Exercise objective: Format every line of the listing below as a JSON list of strings, one string per line, skipping blank lines and leaving out the pictures.

Records shown:

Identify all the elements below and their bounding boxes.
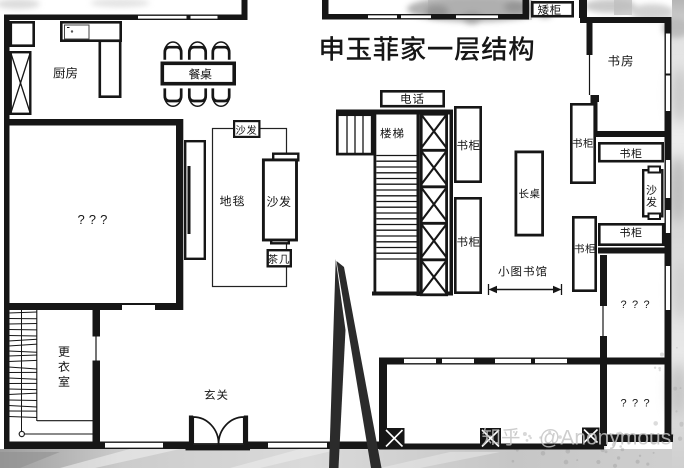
svg-text:?: ? bbox=[632, 299, 638, 311]
svg-text:?: ? bbox=[621, 398, 627, 410]
svg-text:?: ? bbox=[78, 212, 85, 227]
svg-text:?: ? bbox=[632, 398, 638, 410]
svg-text:?: ? bbox=[89, 212, 96, 227]
svg-text:@Anonymous: @Anonymous bbox=[539, 427, 671, 450]
svg-text:?: ? bbox=[100, 212, 107, 227]
svg-text:?: ? bbox=[621, 299, 627, 311]
svg-text:?: ? bbox=[644, 299, 650, 311]
svg-text:?: ? bbox=[644, 398, 650, 410]
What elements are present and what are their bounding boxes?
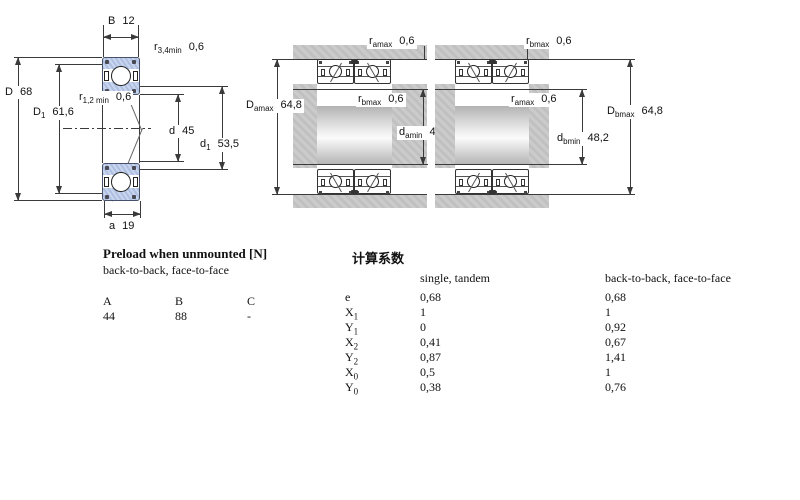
housing-bottom	[435, 194, 549, 208]
cell: 1,41	[605, 350, 765, 365]
face-mark	[489, 190, 496, 194]
cage	[321, 179, 325, 186]
dim-label-d1: d153,5	[198, 138, 241, 152]
cage-lower-right	[133, 177, 138, 187]
col-header: single, tandem	[420, 271, 605, 290]
leader-D-top	[14, 57, 102, 58]
leader-D1-top	[55, 64, 102, 65]
dim-label-d: d45	[167, 125, 196, 138]
cell: 0,5	[420, 365, 605, 380]
leader-Dbmax-top	[549, 59, 635, 60]
dim-arrow-D1	[59, 64, 60, 194]
bearing-datasheet: B12 r3,4min0,6 D68 D161,6	[0, 0, 800, 500]
bearing-section	[455, 169, 492, 194]
shoulder-left	[293, 84, 317, 168]
corner-mark	[105, 195, 109, 199]
cage-upper-left	[104, 71, 109, 81]
col-header: C	[247, 294, 319, 309]
bore-band	[102, 95, 140, 163]
spacer	[345, 271, 420, 290]
cage-lower-left	[104, 177, 109, 187]
cage	[346, 69, 350, 76]
cell: 1	[420, 305, 605, 320]
face-mark	[351, 190, 358, 194]
cell: 0,68	[420, 290, 605, 305]
dim-label-rbmax: rbmax0,6	[356, 93, 406, 107]
preload-subtitle: back-to-back, face-to-face	[103, 263, 229, 278]
row-label: Y0	[345, 380, 420, 395]
corner-mark	[524, 191, 527, 194]
dim-arrow-B	[103, 37, 139, 38]
dim-arrow-d1	[222, 86, 223, 170]
cell: 0,41	[420, 335, 605, 350]
bearing-section	[354, 59, 391, 84]
leader-Dbmax-bottom	[549, 194, 635, 195]
dim-label-r12: r1,2 min0,6	[77, 91, 133, 105]
cage	[321, 69, 325, 76]
cell: 0,38	[420, 380, 605, 395]
cell: 0	[420, 320, 605, 335]
ext-line-B-right	[138, 25, 139, 57]
col-header: B	[175, 294, 247, 309]
dim-label-D: D68	[3, 86, 34, 99]
cage	[496, 179, 500, 186]
corner-mark	[132, 60, 136, 64]
cell: 0,92	[605, 320, 765, 335]
dim-label-Damax: Damax64,8	[244, 99, 304, 113]
corner-mark	[319, 191, 322, 194]
dim-arrow-dbmin	[582, 89, 583, 165]
cage	[358, 179, 362, 186]
row-label: X0	[345, 365, 420, 380]
corner-mark	[319, 61, 322, 64]
bearing-section	[455, 59, 492, 84]
row-label: Y2	[345, 350, 420, 365]
row-label: Y1	[345, 320, 420, 335]
dim-label-r34: r3,4min0,6	[152, 41, 206, 55]
dim-label-ramax: ramax0,6	[509, 93, 559, 107]
bearing-section	[317, 59, 354, 84]
corner-mark	[457, 61, 460, 64]
dim-label-ramax: ramax0,6	[367, 35, 417, 49]
ext-line-B-left	[103, 25, 104, 57]
cell: 0,67	[605, 335, 765, 350]
factors-title: 计算系数	[352, 248, 404, 267]
cell: -	[247, 309, 319, 324]
corner-mark	[132, 166, 136, 170]
cell: 1	[605, 305, 765, 320]
cage	[484, 69, 488, 76]
cage	[358, 69, 362, 76]
bearing-section	[492, 59, 529, 84]
cell: 88	[175, 309, 247, 324]
cell: 0,87	[420, 350, 605, 365]
cage-upper-right	[133, 71, 138, 81]
bearing-section	[317, 169, 354, 194]
factors-grid: single, tandem back-to-back, face-to-fac…	[345, 271, 765, 395]
cage	[521, 69, 525, 76]
axis-centerline	[63, 128, 151, 129]
cage	[459, 179, 463, 186]
ball-upper	[111, 66, 131, 86]
shaft-block	[317, 106, 392, 164]
cell: 1	[605, 365, 765, 380]
cage	[383, 69, 387, 76]
cage	[383, 179, 387, 186]
dim-label-B: B12	[106, 15, 137, 28]
cage	[496, 69, 500, 76]
bore-line-bottom	[293, 194, 427, 195]
housing-bottom	[293, 194, 427, 208]
dim-arrow-D	[18, 57, 19, 201]
bearing-section	[492, 169, 529, 194]
cage	[484, 179, 488, 186]
dim-label-D1: D161,6	[31, 106, 76, 120]
dim-arrow-Dbmax	[630, 59, 631, 195]
dim-label-dbmin: dbmin48,2	[555, 132, 611, 146]
leader-d1-bottom	[140, 169, 228, 170]
face-mark	[489, 60, 496, 64]
corner-mark	[132, 195, 136, 199]
bore-line-bottom	[435, 194, 549, 195]
corner-mark	[105, 166, 109, 170]
cage	[459, 69, 463, 76]
leader-d1-top	[140, 86, 228, 87]
preload-grid: A B C 44 88 -	[103, 294, 319, 324]
ball-lower	[111, 172, 131, 192]
dim-arrow-a	[104, 214, 141, 215]
preload-title: Preload when unmounted [N]	[103, 246, 267, 262]
col-header: back-to-back, face-to-face	[605, 271, 765, 290]
cage	[346, 179, 350, 186]
cell: 0,68	[605, 290, 765, 305]
dim-label-rbmax: rbmax0,6	[524, 35, 574, 49]
leader-D-bottom	[14, 200, 102, 201]
col-header: A	[103, 294, 175, 309]
row-label: e	[345, 290, 420, 305]
corner-mark	[524, 61, 527, 64]
leader-ramax	[424, 46, 425, 59]
corner-mark	[457, 191, 460, 194]
cell: 44	[103, 309, 175, 324]
bearing-section	[354, 169, 391, 194]
dim-arrow-Damax	[277, 59, 278, 195]
corner-mark	[386, 191, 389, 194]
shoulder-left	[435, 84, 455, 168]
leader-D1-bottom	[55, 193, 102, 194]
row-label: X1	[345, 305, 420, 320]
dim-label-Dbmax: Dbmax64,8	[605, 105, 665, 119]
face-mark	[351, 60, 358, 64]
shaft-block	[455, 106, 529, 164]
dim-label-a: a19	[107, 220, 136, 233]
row-label: X2	[345, 335, 420, 350]
cell: 0,76	[605, 380, 765, 395]
corner-mark	[105, 60, 109, 64]
cage	[521, 179, 525, 186]
corner-mark	[386, 61, 389, 64]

Exercise solution:
[
  "Identify all the elements below and their bounding boxes.",
  "svg-text:?: ? bbox=[632, 299, 638, 311]",
  "svg-text:?: ? bbox=[621, 398, 627, 410]",
  "svg-text:?: ? bbox=[78, 212, 85, 227]",
  "svg-text:?: ? bbox=[632, 398, 638, 410]",
  "svg-text:?: ? bbox=[89, 212, 96, 227]",
  "svg-text:@Anonymous: @Anonymous bbox=[539, 427, 671, 450]",
  "svg-text:?: ? bbox=[100, 212, 107, 227]",
  "svg-text:?: ? bbox=[621, 299, 627, 311]",
  "svg-text:?: ? bbox=[644, 299, 650, 311]",
  "svg-text:?: ? bbox=[644, 398, 650, 410]",
  "What elements are present and what are their bounding boxes?",
  "housing-bottom\t[435, 194, 549, 208]",
  "cell: 1,41\t[605, 350, 765, 365]",
  "face-mark\t[489, 190, 496, 194]",
  "cage\t[321, 179, 325, 186]",
  "dim-label-d1: d153,5\t[198, 138, 241, 152]",
  "cage-lower-right\t[133, 177, 138, 187]",
  "col-header: single, tandem\t[420, 271, 605, 290]",
  "leader-D-top\t[14, 57, 102, 58]",
  "leader-D1-top\t[55, 64, 102, 65]",
  "dim-label-d: d45\t[167, 125, 196, 138]",
  "cell: 0,5\t[420, 365, 605, 380]",
  "leader-Dbmax-top\t[549, 59, 635, 60]",
  "dim-arrow-D1\t[59, 64, 60, 194]",
  "bearing-datasheet: B12 r3,4min0,6 D68 D161,6\t[0, 0, 800, 500]",
  "bearing-section\t[455, 169, 492, 194]",
  "shoulder-left\t[293, 84, 317, 168]",
  "corner-mark\t[105, 195, 109, 199]",
  "cage-upper-left\t[104, 71, 109, 81]",
  "col-header: C\t[247, 294, 319, 309]",
  "bore-band\t[102, 95, 140, 163]",
  "spacer\t[345, 271, 420, 290]",
  "cage-lower-left\t[104, 177, 109, 187]",
  "cage\t[346, 69, 350, 76]",
  "cell: 1\t[420, 305, 605, 320]",
  "face-mark\t[351, 190, 358, 194]",
  "cell: 0,68\t[420, 290, 605, 305]",
  "dim-label-rbmax: rbmax0,6\t[356, 93, 406, 107]",
  "preload-subtitle: back-to-back, face-to-face\t[103, 263, 229, 278]",
  "row-label: Y0\t[345, 380, 420, 395]",
  "corner-mark\t[524, 191, 527, 194]",
  "dim-arrow-B\t[103, 37, 139, 38]",
  "dim-arrow-d1\t[222, 86, 223, 170]",
  "cell: 0,41\t[420, 335, 605, 350]",
  "bearing-section\t[354, 59, 391, 84]",
  "leader-Dbmax-bottom\t[549, 194, 635, 195]",
  "dim-label-r12: r1,2 min0,6\t[77, 91, 133, 105]",
  "cage\t[321, 69, 325, 76]",
  "cell: 0,38\t[420, 380, 605, 395]",
  "cell: 0\t[420, 320, 605, 335]",
  "ext-line-B-right\t[138, 25, 139, 57]",
  "col-header: B\t[175, 294, 247, 309]",
  "dim-label-D: D68\t[3, 86, 34, 99]",
  "cage\t[496, 179, 500, 186]",
  "corner-mark\t[132, 60, 136, 64]",
  "cell: 0,92\t[605, 320, 765, 335]",
  "dim-label-Damax: Damax64,8\t[244, 99, 304, 113]",
  "corner-mark\t[319, 191, 322, 194]",
  "dim-arrow-dbmin\t[582, 89, 583, 165]",
  "cage\t[358, 179, 362, 186]",
  "row-label: X0\t[345, 365, 420, 380]",
  "corner-mark\t[319, 61, 322, 64]",
  "bearing-section\t[455, 59, 492, 84]",
  "row-label: Y2\t[345, 350, 420, 365]",
  "row-label: Y1\t[345, 320, 420, 335]",
  "dim-label-r34: r3,4min0,6\t[152, 41, 206, 55]",
  "dim-label-ramax: ramax0,6\t[509, 93, 559, 107]",
  "bearing-section\t[317, 59, 354, 84]",
  "corner-mark\t[457, 61, 460, 64]",
  "dim-label-ramax: ramax0,6\t[367, 35, 417, 49]",
  "ext-line-B-left\t[103, 25, 104, 57]",
  "cell: 0,67\t[605, 335, 765, 350]",
  "factors-title: 计算系数\t[352, 248, 404, 267]",
  "cell: -\t[247, 309, 319, 324]",
  "corner-mark\t[132, 166, 136, 170]",
  "cell: 1\t[605, 305, 765, 320]",
  "cage\t[484, 69, 488, 76]",
  "cage\t[358, 69, 362, 76]",
  "bearing-section\t[492, 59, 529, 84]",
  "cell: 88\t[175, 309, 247, 324]",
  "cell: 0,87\t[420, 350, 605, 365]",
  "cage-upper-right\t[133, 71, 138, 81]",
  "bearing-section\t[317, 169, 354, 194]",
  "factors-grid: single, tandem back-to-back, face-to-fac…\t[345, 271, 765, 395]",
  "cage\t[521, 69, 525, 76]",
  "axis-centerline\t[63, 128, 151, 129]",
  "cage\t[459, 179, 463, 186]",
  "ball-upper\t[111, 66, 131, 86]",
  "shaft-block\t[317, 106, 392, 164]",
  "cell: 1\t[605, 365, 765, 380]",
  "cage\t[383, 69, 387, 76]",
  "cage\t[383, 179, 387, 186]",
  "dim-label-B: B12\t[106, 15, 137, 28]",
  "cage\t[496, 69, 500, 76]",
  "bore-line-bottom\t[293, 194, 427, 195]",
  "housing-bottom\t[293, 194, 427, 208]",
  "dim-arrow-D\t[18, 57, 19, 201]",
  "bearing-section\t[492, 169, 529, 194]",
  "cage\t[484, 179, 488, 186]",
  "dim-label-D1: D161,6\t[31, 106, 76, 120]",
  "dim-arrow-Dbmax\t[630, 59, 631, 195]",
  "dim-label-dbmin: dbmin48,2\t[555, 132, 611, 146]",
  "leader-d1-bottom\t[140, 169, 228, 170]",
  "face-mark\t[489, 60, 496, 64]",
  "corner-mark\t[132, 195, 136, 199]",
  "bore-line-bottom\t[435, 194, 549, 195]",
  "corner-mark\t[105, 166, 109, 170]",
  "cage\t[459, 69, 463, 76]",
  "leader-d1-top\t[140, 86, 228, 87]",
  "preload-grid: A B C 44 88 -\t[103, 294, 319, 324]",
  "ball-lower\t[111, 172, 131, 192]",
  "dim-arrow-a\t[104, 214, 141, 215]",
  "preload-title: Preload when unmounted [N]\t[103, 246, 267, 262]",
  "col-header: back-to-back, face-to-face\t[605, 271, 765, 290]",
  "cage\t[346, 179, 350, 186]",
  "cell: 0,68\t[605, 290, 765, 305]",
  "dim-label-rbmax: rbmax0,6\t[524, 35, 574, 49]",
  "leader-D-bottom\t[14, 200, 102, 201]",
  "col-header: A\t[103, 294, 175, 309]",
  "row-label: e\t[345, 290, 420, 305]",
  "corner-mark\t[524, 61, 527, 64]",
  "leader-ramax\t[424, 46, 425, 59]",
  "corner-mark\t[457, 191, 460, 194]",
  "cell: 44\t[103, 309, 175, 324]",
  "bearing-section\t[354, 169, 391, 194]",
  "dim-arrow-Damax\t[277, 59, 278, 195]",
  "corner-mark\t[386, 191, 389, 194]",
  "shoulder-left\t[435, 84, 455, 168]",
  "leader-D1-bottom\t[55, 193, 102, 194]",
  "row-label: X1\t[345, 305, 420, 320]",
  "dim-label-Dbmax: Dbmax64,8\t[605, 105, 665, 119]",
  "face-mark\t[351, 60, 358, 64]",
  "shaft-block\t[455, 106, 529, 164]",
  "dim-label-a: a19\t[107, 220, 136, 233]",
  "row-label: X2\t[345, 335, 420, 350]",
  "cell: 0,76\t[605, 380, 765, 395]",
  "corner-mark\t[105, 60, 109, 64]",
  "cage\t[521, 179, 525, 186]",
  "corner-mark\t[386, 61, 389, 64]"
]